═════ Records for this task ═════

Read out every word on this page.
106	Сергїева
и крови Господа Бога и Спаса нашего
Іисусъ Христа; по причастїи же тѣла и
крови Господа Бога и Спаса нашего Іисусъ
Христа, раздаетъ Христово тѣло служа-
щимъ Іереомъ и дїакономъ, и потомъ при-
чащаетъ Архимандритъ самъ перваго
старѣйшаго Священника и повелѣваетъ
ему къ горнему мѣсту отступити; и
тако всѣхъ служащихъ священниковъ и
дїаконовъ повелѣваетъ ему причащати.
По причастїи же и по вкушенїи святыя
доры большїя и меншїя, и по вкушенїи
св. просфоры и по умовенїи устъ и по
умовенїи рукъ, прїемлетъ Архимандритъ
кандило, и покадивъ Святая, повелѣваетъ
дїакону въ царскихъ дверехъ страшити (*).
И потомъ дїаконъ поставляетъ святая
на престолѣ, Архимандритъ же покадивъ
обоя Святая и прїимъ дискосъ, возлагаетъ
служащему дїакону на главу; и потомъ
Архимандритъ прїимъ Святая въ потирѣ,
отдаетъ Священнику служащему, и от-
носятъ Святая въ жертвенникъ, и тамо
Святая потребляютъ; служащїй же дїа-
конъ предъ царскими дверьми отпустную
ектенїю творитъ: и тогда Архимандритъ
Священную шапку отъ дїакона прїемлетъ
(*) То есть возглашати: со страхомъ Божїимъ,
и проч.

═════

_Given task:_
Copy out every line of the listing that contains the string "Спаса".

_Complete response:_
и крови Господа Бога и Спаса нашего
крови Господа Бога и Спаса нашего Іисусъ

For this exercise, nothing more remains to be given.